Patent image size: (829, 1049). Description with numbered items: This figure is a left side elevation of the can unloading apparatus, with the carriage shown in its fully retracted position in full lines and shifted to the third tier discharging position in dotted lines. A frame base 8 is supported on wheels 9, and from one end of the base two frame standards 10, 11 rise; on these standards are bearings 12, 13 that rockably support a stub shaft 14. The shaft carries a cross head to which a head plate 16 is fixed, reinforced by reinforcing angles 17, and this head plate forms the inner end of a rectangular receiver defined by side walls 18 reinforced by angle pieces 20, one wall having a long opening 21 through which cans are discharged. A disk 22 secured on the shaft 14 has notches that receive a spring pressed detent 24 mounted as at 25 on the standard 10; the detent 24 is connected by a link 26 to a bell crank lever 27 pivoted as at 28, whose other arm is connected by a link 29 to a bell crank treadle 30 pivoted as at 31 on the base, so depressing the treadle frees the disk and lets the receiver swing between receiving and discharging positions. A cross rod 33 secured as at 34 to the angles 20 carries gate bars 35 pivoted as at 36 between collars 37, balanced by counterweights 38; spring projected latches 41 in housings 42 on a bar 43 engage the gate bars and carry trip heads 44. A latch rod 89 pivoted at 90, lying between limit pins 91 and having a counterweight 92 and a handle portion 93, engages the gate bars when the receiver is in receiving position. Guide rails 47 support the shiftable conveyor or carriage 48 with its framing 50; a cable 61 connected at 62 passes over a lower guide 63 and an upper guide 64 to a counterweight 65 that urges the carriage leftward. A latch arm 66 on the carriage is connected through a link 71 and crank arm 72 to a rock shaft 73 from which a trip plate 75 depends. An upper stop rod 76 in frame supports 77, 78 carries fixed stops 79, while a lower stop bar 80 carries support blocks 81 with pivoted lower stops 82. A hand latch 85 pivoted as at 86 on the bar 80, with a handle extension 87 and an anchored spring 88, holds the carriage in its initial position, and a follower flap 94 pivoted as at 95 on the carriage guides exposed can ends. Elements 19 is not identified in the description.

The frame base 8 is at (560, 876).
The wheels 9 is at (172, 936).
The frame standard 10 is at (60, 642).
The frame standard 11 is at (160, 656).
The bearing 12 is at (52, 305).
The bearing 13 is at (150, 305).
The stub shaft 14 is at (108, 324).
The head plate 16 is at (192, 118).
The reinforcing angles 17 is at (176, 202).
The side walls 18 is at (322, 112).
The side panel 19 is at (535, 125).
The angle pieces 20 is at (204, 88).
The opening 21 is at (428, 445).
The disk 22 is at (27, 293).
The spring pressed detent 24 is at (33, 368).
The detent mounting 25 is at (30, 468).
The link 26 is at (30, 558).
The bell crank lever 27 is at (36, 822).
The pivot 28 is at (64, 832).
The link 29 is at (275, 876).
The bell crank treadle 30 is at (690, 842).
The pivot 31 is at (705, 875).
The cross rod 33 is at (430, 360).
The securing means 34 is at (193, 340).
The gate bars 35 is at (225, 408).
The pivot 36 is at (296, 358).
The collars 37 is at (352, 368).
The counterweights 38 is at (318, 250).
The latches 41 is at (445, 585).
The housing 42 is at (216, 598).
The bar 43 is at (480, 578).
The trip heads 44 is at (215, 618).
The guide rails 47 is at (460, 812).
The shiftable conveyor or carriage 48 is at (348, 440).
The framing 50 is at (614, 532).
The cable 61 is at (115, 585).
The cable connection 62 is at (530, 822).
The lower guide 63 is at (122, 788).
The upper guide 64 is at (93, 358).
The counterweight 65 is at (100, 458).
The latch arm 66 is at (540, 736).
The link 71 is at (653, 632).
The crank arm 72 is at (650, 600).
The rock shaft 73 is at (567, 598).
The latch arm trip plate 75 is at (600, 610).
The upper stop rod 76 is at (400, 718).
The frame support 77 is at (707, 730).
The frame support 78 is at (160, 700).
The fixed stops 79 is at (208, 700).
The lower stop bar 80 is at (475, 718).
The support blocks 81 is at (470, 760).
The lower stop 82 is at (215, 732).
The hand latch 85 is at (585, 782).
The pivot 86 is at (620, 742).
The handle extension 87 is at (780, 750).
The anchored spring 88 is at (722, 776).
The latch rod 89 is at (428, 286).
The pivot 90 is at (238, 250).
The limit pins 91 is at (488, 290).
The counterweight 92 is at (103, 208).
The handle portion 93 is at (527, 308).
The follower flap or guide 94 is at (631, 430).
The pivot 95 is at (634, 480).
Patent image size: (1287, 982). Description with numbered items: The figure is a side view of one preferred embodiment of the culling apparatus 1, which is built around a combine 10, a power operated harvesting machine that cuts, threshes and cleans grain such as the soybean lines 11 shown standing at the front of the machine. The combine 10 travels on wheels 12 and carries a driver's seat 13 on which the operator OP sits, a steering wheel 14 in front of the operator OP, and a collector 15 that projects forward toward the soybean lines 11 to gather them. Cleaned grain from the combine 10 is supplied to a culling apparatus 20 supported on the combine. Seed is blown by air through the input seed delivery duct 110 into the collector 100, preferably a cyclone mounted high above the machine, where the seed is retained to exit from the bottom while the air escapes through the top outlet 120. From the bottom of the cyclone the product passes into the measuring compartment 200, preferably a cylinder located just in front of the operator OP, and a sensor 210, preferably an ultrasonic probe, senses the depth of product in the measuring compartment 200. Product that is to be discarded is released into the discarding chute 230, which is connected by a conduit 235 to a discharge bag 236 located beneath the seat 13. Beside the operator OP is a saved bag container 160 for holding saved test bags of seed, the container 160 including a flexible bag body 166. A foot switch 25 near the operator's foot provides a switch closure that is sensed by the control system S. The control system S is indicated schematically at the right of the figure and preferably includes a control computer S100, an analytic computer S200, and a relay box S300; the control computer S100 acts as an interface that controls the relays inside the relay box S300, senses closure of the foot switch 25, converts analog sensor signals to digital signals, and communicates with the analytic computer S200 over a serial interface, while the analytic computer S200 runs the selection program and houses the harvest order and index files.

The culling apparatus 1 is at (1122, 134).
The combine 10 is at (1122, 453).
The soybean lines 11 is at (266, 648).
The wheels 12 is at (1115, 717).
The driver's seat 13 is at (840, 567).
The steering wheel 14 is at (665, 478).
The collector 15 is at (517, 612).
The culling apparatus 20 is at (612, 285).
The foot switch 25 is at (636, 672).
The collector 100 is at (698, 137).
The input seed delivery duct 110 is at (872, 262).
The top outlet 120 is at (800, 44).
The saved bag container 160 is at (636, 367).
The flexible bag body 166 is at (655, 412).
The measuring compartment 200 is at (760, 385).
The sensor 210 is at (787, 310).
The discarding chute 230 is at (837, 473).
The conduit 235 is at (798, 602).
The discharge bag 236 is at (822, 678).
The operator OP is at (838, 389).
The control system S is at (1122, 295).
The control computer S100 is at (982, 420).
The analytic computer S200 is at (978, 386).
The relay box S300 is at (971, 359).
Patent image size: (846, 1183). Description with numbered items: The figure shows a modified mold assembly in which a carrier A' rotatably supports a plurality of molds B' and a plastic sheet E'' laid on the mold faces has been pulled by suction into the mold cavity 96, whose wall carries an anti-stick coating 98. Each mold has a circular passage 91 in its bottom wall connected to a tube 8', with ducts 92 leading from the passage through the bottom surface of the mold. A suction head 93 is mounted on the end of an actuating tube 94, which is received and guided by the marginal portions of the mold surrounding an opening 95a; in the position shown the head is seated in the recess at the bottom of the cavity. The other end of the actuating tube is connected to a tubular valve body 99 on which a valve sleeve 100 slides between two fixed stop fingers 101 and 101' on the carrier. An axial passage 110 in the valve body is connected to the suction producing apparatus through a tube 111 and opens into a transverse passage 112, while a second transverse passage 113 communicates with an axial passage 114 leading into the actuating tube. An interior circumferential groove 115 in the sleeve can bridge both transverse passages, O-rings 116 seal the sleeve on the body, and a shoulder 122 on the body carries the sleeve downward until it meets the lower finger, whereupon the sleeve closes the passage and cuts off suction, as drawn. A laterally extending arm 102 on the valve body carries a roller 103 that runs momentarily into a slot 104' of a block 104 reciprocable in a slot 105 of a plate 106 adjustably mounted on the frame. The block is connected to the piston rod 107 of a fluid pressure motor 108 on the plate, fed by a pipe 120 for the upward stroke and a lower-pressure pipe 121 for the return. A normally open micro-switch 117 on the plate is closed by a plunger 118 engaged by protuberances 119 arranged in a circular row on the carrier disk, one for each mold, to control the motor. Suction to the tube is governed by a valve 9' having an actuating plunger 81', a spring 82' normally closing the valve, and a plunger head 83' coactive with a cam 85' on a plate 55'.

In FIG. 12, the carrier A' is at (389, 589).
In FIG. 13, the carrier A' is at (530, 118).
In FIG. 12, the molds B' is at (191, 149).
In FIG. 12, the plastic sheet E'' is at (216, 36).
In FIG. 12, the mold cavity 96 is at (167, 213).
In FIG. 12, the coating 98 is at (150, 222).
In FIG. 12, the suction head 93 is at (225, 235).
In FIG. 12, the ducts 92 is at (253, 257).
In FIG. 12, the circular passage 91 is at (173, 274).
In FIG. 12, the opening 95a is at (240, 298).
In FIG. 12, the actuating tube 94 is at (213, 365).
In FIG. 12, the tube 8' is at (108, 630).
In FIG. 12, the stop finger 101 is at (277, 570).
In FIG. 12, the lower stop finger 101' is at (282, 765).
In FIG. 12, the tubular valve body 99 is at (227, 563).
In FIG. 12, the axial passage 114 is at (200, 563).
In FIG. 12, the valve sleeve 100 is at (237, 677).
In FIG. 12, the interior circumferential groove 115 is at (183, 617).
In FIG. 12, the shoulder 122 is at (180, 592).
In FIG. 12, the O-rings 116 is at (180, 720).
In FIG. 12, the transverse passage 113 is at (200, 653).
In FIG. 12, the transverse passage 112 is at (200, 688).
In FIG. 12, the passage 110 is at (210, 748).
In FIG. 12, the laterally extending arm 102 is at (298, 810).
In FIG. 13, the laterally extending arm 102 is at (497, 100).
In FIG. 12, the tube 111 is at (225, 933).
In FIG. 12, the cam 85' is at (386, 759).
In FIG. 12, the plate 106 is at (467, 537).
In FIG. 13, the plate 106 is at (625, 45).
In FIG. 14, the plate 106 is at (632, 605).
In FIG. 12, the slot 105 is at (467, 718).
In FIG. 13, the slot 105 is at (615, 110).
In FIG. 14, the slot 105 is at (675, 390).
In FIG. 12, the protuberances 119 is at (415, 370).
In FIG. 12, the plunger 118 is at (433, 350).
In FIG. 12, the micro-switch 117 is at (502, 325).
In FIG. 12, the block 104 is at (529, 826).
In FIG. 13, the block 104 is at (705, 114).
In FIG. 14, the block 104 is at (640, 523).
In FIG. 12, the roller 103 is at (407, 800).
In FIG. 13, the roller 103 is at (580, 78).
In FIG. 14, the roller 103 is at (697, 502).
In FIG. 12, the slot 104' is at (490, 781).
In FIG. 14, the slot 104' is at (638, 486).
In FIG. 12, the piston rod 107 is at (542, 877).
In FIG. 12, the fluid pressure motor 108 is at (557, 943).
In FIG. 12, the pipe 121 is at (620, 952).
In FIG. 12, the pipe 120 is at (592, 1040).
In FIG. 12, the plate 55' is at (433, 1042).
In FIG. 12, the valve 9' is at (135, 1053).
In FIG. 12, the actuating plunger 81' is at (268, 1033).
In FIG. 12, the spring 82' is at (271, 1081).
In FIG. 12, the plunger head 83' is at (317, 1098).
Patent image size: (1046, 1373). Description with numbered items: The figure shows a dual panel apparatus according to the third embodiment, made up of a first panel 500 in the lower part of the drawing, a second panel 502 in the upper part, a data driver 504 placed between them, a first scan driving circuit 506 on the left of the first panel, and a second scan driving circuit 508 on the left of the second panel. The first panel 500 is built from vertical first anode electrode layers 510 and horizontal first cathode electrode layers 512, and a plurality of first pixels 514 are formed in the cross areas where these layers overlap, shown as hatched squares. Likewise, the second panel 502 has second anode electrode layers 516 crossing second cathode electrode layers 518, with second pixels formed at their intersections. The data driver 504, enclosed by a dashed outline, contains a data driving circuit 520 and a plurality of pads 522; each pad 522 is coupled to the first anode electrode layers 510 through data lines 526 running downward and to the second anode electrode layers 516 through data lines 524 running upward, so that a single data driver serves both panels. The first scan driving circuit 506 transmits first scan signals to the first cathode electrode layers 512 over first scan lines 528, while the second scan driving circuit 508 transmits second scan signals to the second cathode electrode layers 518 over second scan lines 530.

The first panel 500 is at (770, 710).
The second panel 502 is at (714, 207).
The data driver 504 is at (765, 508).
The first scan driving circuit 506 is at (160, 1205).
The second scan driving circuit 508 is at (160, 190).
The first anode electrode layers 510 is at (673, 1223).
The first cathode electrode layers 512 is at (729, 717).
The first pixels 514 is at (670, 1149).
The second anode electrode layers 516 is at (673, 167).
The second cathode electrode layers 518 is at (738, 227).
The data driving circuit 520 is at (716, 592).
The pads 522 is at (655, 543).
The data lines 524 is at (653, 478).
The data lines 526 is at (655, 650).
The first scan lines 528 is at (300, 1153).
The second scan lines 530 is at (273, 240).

> JOB
Edit the lines starting with the line that contains "Patent image size: (1046, 1373)." and going on through the line that contains "The first scan driving circuit 506 is": change "dual panel apparatus" to "two-panel apparatus" and leave everything else the same. Return only those lines.

> FULL RESPONSE
Patent image size: (1046, 1373). Description with numbered items: The figure shows a two-panel apparatus according to the third embodiment, made up of a first panel 500 in the lower part of the drawing, a second panel 502 in the upper part, a data driver 504 placed between them, a first scan driving circuit 506 on the left of the first panel, and a second scan driving circuit 508 on the left of the second panel. The first panel 500 is built from vertical first anode electrode layers 510 and horizontal first cathode electrode layers 512, and a plurality of first pixels 514 are formed in the cross areas where these layers overlap, shown as hatched squares. Likewise, the second panel 502 has second anode electrode layers 516 crossing second cathode electrode layers 518, with second pixels formed at their intersections. The data driver 504, enclosed by a dashed outline, contains a data driving circuit 520 and a plurality of pads 522; each pad 522 is coupled to the first anode electrode layers 510 through data lines 526 running downward and to the second anode electrode layers 516 through data lines 524 running upward, so that a single data driver serves both panels. The first scan driving circuit 506 transmits first scan signals to the first cathode electrode layers 512 over first scan lines 528, while the second scan driving circuit 508 transmits second scan signals to the second cathode electrode layers 518 over second scan lines 530.

The first panel 500 is at (770, 710).
The second panel 502 is at (714, 207).
The data driver 504 is at (765, 508).
The first scan driving circuit 506 is at (160, 1205).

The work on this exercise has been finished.